Consigna 1: En el hilo sobre la pronunciación de "matter", ¿en qué instituto dice Anjinha1109 que estudió?

Espero que haya sido de utilidad la información. Avisame si querés o necesitás que lo escriba en inglés, se me complica un poco para éste tipo de explicaciones, pero no es imposible.
Please let me know if you need to translate it!.


----------



## Sprachliebhaber

La pronunciación con la _r_ de "matter" ("merer") no es usual en la pronunciación "US": nunca la he oído. Es verdad que muchos por aquí pronuncian la _r_ final en palabras como "wonder", "under".


----------



## Anjinha1109

Es lo que sé y por lo que estudié en "IICANA" (instituto de intercambio cultural argentino norteamericano), además lo dice y podés escucharlo acá mismo en el diccionario, en las películas e incluso en canciones que llegan a Argentina.


----------



## Sprachliebhaber

No oigo el sonido de la _r_ de "merer" en la pronunciación de "matter" del diccionario WR, y menos aún en la pronunciación del diccionario Webster, que más se aproxima a la que uso y que oigo. Desconozco las películas y canciones que llegan a Argentina, y no quiero ofender, pero si quisiera aprender italiano, digamos, por preferencia lo estudiaría en Italia. Claro, no dudo que el IICANA es un instituto excelente.

Consigna 2: Transcribe sin cambios todos los registros, desde la línea que contiene "feedback-label: Feedback bbox=[1308, 1293, 1375, 1309]" hasta el final de los registros, ambas inclusive.

Material del ejercicio:

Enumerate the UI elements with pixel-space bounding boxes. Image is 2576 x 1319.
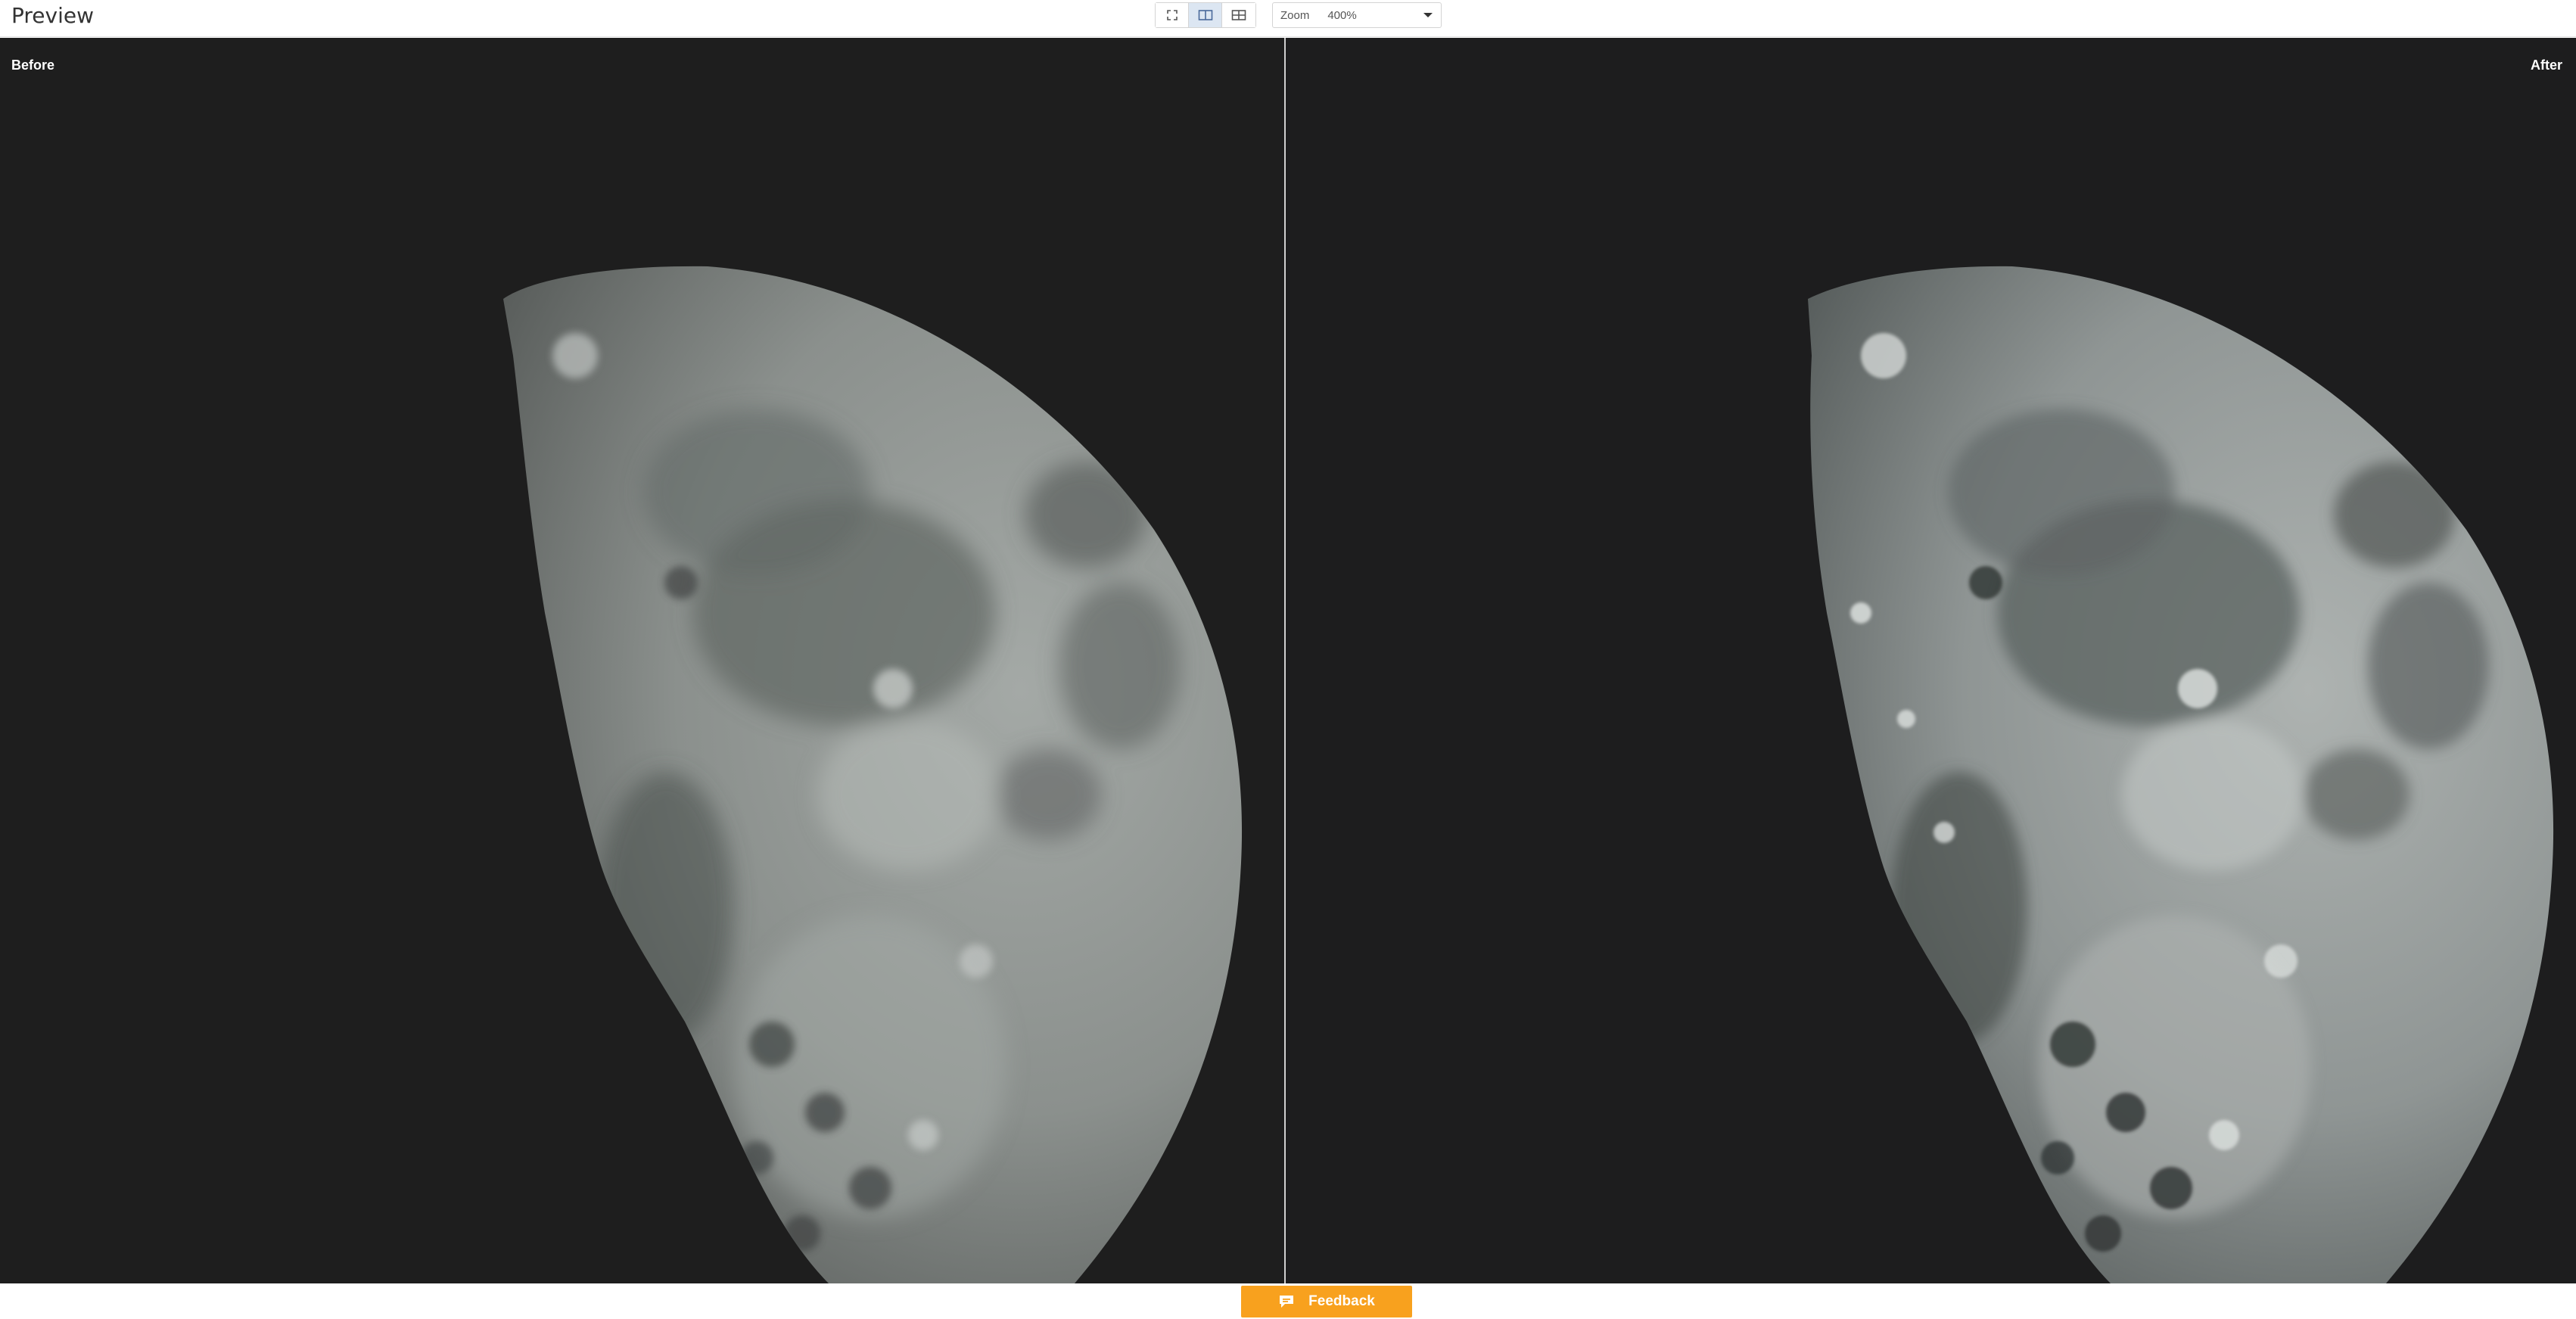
feedback-label: Feedback bbox=[1308, 1293, 1375, 1309]
split-columns-icon bbox=[1198, 10, 1212, 20]
preview-stage: Before After bbox=[0, 38, 2576, 1283]
page-title: Preview bbox=[11, 3, 94, 28]
grid-compare-icon bbox=[1231, 10, 1246, 20]
before-moon-image bbox=[503, 266, 1243, 1283]
zoom-label: Zoom bbox=[1280, 8, 1310, 22]
before-pane: Before bbox=[0, 38, 1284, 1283]
chevron-down-icon bbox=[1423, 13, 1433, 17]
expand-icon bbox=[1166, 10, 1178, 20]
after-pane: After bbox=[1286, 38, 2576, 1283]
zoom-select[interactable]: Zoom 400% bbox=[1272, 2, 1442, 28]
split-view-button[interactable] bbox=[1189, 3, 1222, 27]
chat-bubble-icon bbox=[1280, 1296, 1294, 1308]
fullscreen-view-button[interactable] bbox=[1156, 3, 1189, 27]
after-moon-image bbox=[1808, 266, 2554, 1283]
footer-bar: Feedback bbox=[0, 1283, 2576, 1319]
before-label: Before bbox=[11, 58, 55, 73]
after-label: After bbox=[2530, 58, 2562, 73]
feedback-button[interactable]: Feedback bbox=[1241, 1286, 1412, 1317]
zoom-value: 400% bbox=[1327, 8, 1357, 22]
preview-header: Preview Zoom 400% bbox=[0, 0, 2576, 37]
view-mode-toggle bbox=[1155, 2, 1256, 28]
side-by-side-view-button[interactable] bbox=[1222, 3, 1255, 27]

Respuesta final 1: En el IICANA (instituto de intercambio cultural argentino norteamericano).

Respuesta final 2:
feedback-label: Feedback bbox=[1308, 1293, 1375, 1309]
split-columns-icon bbox=[1198, 10, 1212, 20]
preview-stage: Before After bbox=[0, 38, 2576, 1283]
page-title: Preview bbox=[11, 3, 94, 28]
grid-compare-icon bbox=[1231, 10, 1246, 20]
before-moon-image bbox=[503, 266, 1243, 1283]
zoom-label: Zoom bbox=[1280, 8, 1310, 22]
before-pane: Before bbox=[0, 38, 1284, 1283]
chevron-down-icon bbox=[1423, 13, 1433, 17]
expand-icon bbox=[1166, 10, 1178, 20]
after-pane: After bbox=[1286, 38, 2576, 1283]
zoom-select[interactable]: Zoom 400% bbox=[1272, 2, 1442, 28]
split-view-button[interactable] bbox=[1189, 3, 1222, 27]
chat-bubble-icon bbox=[1280, 1296, 1294, 1308]
fullscreen-view-button[interactable] bbox=[1156, 3, 1189, 27]
after-moon-image bbox=[1808, 266, 2554, 1283]
footer-bar: Feedback bbox=[0, 1283, 2576, 1319]
before-label: Before bbox=[11, 58, 55, 73]
after-label: After bbox=[2530, 58, 2562, 73]
feedback-button[interactable]: Feedback bbox=[1241, 1286, 1412, 1317]
zoom-value: 400% bbox=[1327, 8, 1357, 22]
preview-header: Preview Zoom 400% bbox=[0, 0, 2576, 37]
view-mode-toggle bbox=[1155, 2, 1256, 28]
side-by-side-view-button[interactable] bbox=[1222, 3, 1255, 27]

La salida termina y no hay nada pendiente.